- _Text extract_
Finding a Better Way to Estimate IOPS for VDI

Posted on 2010/10/31

Planning storage is probably the most difficult part of architecting any VDI solution and estimating IOPS is probably the most difficult part of planning the storage. For a little background on some of the discussions I have had around this topic, see my Saving IOPS with Provisioning Services blog and the associated comments. Since posting that blog in August, I have had fielded multiple requests for “numbers” that can be used for sizing. I am very leery about making decisions based on estimates, but I understand it is hard to justify a business case without some type of numbers.

Let me reiterate what I have stated in my various webinars around architecting a Citrix XenDesktop solution, the only way to prevent yourself from under-sizing the storage tier is to run a pilot and analyze the results. However, for those of you that are looking for some ball park numbers I will provide some more detailed guidance in this blog – which of course makes it almost a whitepaper. 🙂

The goal is to never exceed the capacity of the storage layer under any normal load. Storage solutions are generally architected to provide burst capacity, but you don’t want to be running on that capacity all the time. Events like a virtual machine boot can be scheduled for off peak hours. Events like logons can be predicted because they occur around standard times. However, some events like compiling code (which is I/O intensive) will happen at random times. Statistically speaking we should be able to plan on the average IOPS across all users and multiply it by the number of users in an environment to get the storage requirement. However, because of the nature of user activity that model sometimes fails.

- _Set exercise 1_
Return the part of the IOPS post from "Posted on 2010/10/31" up to and including "type of numbers.", word for word.
- _Set exercise 2_
Please take the IOPS post further, picking up right after its final sentence.
The material after the IOPS post isn't needed.

- _Data provided_

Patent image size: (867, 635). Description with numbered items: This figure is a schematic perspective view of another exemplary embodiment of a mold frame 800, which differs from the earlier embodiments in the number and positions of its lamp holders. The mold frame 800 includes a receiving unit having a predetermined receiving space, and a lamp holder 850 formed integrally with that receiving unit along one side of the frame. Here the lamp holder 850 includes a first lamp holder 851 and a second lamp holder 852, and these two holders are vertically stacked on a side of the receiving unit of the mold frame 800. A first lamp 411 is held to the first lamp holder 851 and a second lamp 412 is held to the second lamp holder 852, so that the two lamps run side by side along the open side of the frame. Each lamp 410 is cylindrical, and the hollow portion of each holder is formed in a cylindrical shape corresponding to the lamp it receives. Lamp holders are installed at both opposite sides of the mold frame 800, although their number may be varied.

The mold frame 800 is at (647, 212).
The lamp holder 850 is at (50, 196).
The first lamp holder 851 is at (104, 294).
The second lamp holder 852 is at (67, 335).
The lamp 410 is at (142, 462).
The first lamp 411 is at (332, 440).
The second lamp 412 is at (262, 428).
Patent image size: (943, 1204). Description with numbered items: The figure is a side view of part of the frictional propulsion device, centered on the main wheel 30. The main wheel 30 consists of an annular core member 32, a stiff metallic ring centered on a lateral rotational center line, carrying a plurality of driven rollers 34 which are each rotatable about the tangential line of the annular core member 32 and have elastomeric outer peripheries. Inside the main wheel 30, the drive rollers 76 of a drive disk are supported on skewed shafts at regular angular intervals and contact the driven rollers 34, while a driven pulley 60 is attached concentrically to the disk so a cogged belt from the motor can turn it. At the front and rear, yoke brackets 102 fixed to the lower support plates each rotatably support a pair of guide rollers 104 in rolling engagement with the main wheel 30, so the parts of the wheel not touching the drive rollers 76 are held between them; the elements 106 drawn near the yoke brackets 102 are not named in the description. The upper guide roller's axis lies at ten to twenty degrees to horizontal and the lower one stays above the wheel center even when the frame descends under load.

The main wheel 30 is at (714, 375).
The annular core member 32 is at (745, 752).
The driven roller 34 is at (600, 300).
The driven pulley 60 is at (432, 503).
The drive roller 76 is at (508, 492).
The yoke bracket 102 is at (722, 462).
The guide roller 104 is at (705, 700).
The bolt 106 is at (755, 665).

- _Expected answer 1_
Posted on 2010/10/31

Planning storage is probably the most difficult part of architecting any VDI solution and estimating IOPS is probably the most difficult part of planning the storage. For a little background on some of the discussions I have had around this topic, see my Saving IOPS with Provisioning Services blog and the associated comments. Since posting that blog in August, I have had fielded multiple requests for “numbers” that can be used for sizing. I am very leery about making decisions based on estimates, but I understand it is hard to justify a business case without some type of numbers.

- _Expected answer 2_
Existing Model for Estimating IOPS

I architect solutions using the premise that the two most taxing events on the storage tier are the boot storm and the login storm. Generally speaking I tend to focus on meeting the needs of the login storm since it is usually 30-50% less stressful than the boot storm and because the boot storm can be controlled by starting machines during off-peak hours.

In a perfect world you could monitor the virtual machines for a while and take the highest value recorded for the IOPS rate and use that value as the expected IOPS model for all your users. This model is generally the safest approach but probably not the most cost-effective approach since sizing for that type of performance is generally extremely expensive and will drive the ROI of VDI down significantly. Enter planning based on averages instead of maximums.

The model that I have seen most often is to plan the storage based on the average IOPS for the user workload and possibly add 10-20% extra capacity for a buffer. When I use the average IOPS method and calculate the maximum simultaneous logins with the average IOPS method the formulas look something like this:

Login IOPS = MaxSimultaneousUsers * Average Login IOPS (Incremental IOPS for new user logons)
Workload IOPS = MaxSimultanousUsers * Average Workload IOPS (IOPS when all users are online)
Peak IOPS = Workload IOPS + Login IOPS (Theoretical maximum when all users are online and the last set login)

So, before I went on site I would run through the calculations and provide the client with the storage sizing information necessary to be successful. As an example, here is what it would look like for a 3500-user workload assuming an Average Login IOPS value of 15 and an Average Workload IOPS of 4:

* Login rate of 120 users per minute to get all users online within 30 minutes.
* Average user login takes about 30-seconds.
* Maximum simultaneous logins would be 120 assuming the first users are finishing up as the next start.
* Login IOPS = 120 * 15 = 1800.
* Workload IOPS = 4 * 3500 = 14000
* Peak IOPS = 14000 + 1800 = 15800.
* SAN Capacity = 15800 + 20% buffer = 19000.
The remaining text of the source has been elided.